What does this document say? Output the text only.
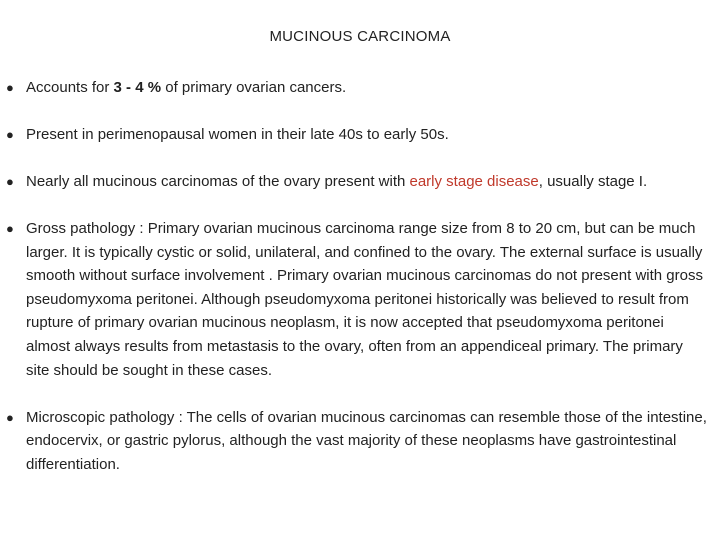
MUCINOUS CARCINOMA
● Accounts for 3 - 4 % of primary ovarian cancers.
● Present in perimenopausal women in their late 40s to early 50s.
● Nearly all mucinous carcinomas of the ovary present with early stage disease, usually stage I.
● Gross pathology : Primary ovarian mucinous carcinoma range size from 8 to 20 cm, but can be much larger. It is typically cystic or solid, unilateral, and confined to the ovary. The external surface is usually smooth without surface involvement . Primary ovarian mucinous carcinomas do not present with gross pseudomyxoma peritonei. Although pseudomyxoma peritonei historically was believed to result from rupture of primary ovarian mucinous neoplasm, it is now accepted that pseudomyxoma peritonei almost always results from metastasis to the ovary, often from an appendiceal primary. The primary site should be sought in these cases.
● Microscopic pathology : The cells of ovarian mucinous carcinomas can resemble those of the intestine, endocervix, or gastric pylorus, although the vast majority of these neoplasms have gastrointestinal differentiation.
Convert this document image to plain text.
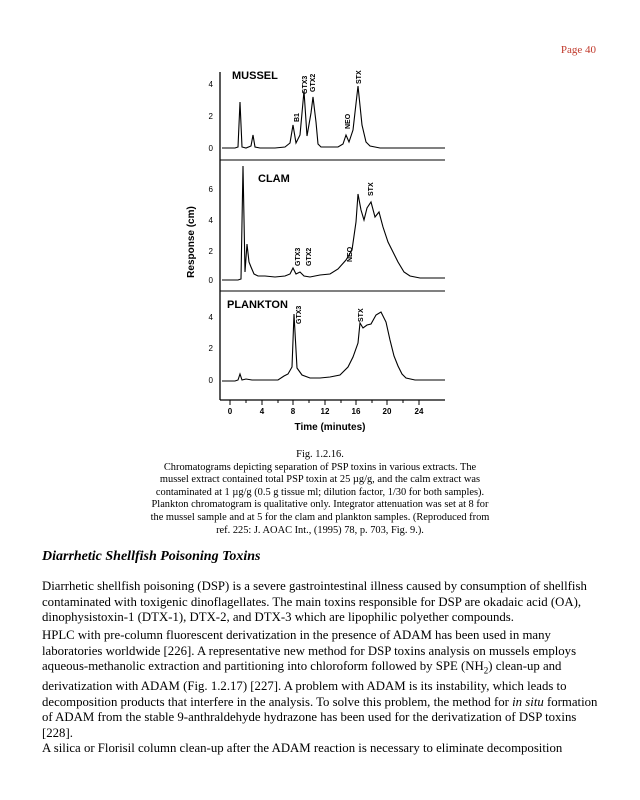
Page 40
Response (cm)
MUSSEL
4
2
0
B1
GTX3 GTX2
NEO
STX
CLAM
6
4
2
0
GTX3 GTX2	NEO
STX
PLANKTON
4
2
0
GTX3	STX
0	4	8	12	16	20	24
Time (minutes)
Fig. 1.2.16.
Chromatograms depicting separation of PSP toxins in various extracts. The mussel extract contained total PSP toxin at 25 µg/g, and the calm extract was contaminated at 1 µg/g (0.5 g tissue ml; dilution factor, 1/30 for both samples). Plankton chromatogram is qualitative only. Integrator attenuation was set at 8 for the mussel sample and at 5 for the clam and plankton samples. (Reproduced from ref. 225: J. AOAC Int., (1995) 78, p. 703, Fig. 9.).
Diarrhetic Shellfish Poisoning Toxins

Diarrhetic shellfish poisoning (DSP) is a severe gastrointestinal illness caused by consumption of shellfish contaminated with toxigenic dinoflagellates. The main toxins responsible for DSP are okadaic acid (OA), dinophysistoxin-1 (DTX-1), DTX-2, and DTX-3 which are lipophilic polyether compounds.

HPLC with pre-column fluorescent derivatization in the presence of ADAM has been used in many laboratories worldwide [226]. A representative new method for DSP toxins analysis on mussels employs aqueous-methanolic extraction and partitioning into chloroform followed by SPE $(NH_2)$ clean-up and derivatization with ADAM (Fig. 1.2.17) [227]. A problem with ADAM is its instability, which leads to decomposition products that interfere in the analysis. To solve this problem, the method for in situ formation of ADAM from the stable 9-anthraldehyde hydrazone has been used for the derivatization of DSP toxins [228].

A silica or Florisil column clean-up after the ADAM reaction is necessary to eliminate decomposition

- ACTIVITY -
Show the lines from the data above that contain the string "Diarrhetic".

- RESPONSE AREA -
Diarrhetic Shellfish Poisoning Toxins
Diarrhetic shellfish poisoning (DSP) is a severe gastrointestinal illness caused by consumption of shellfish contaminated with toxigenic dinoflagellates. The main toxins responsible for DSP are okadaic acid (OA), dinophysistoxin-1 (DTX-1), DTX-2, and DTX-3 which are lipophilic polyether compounds.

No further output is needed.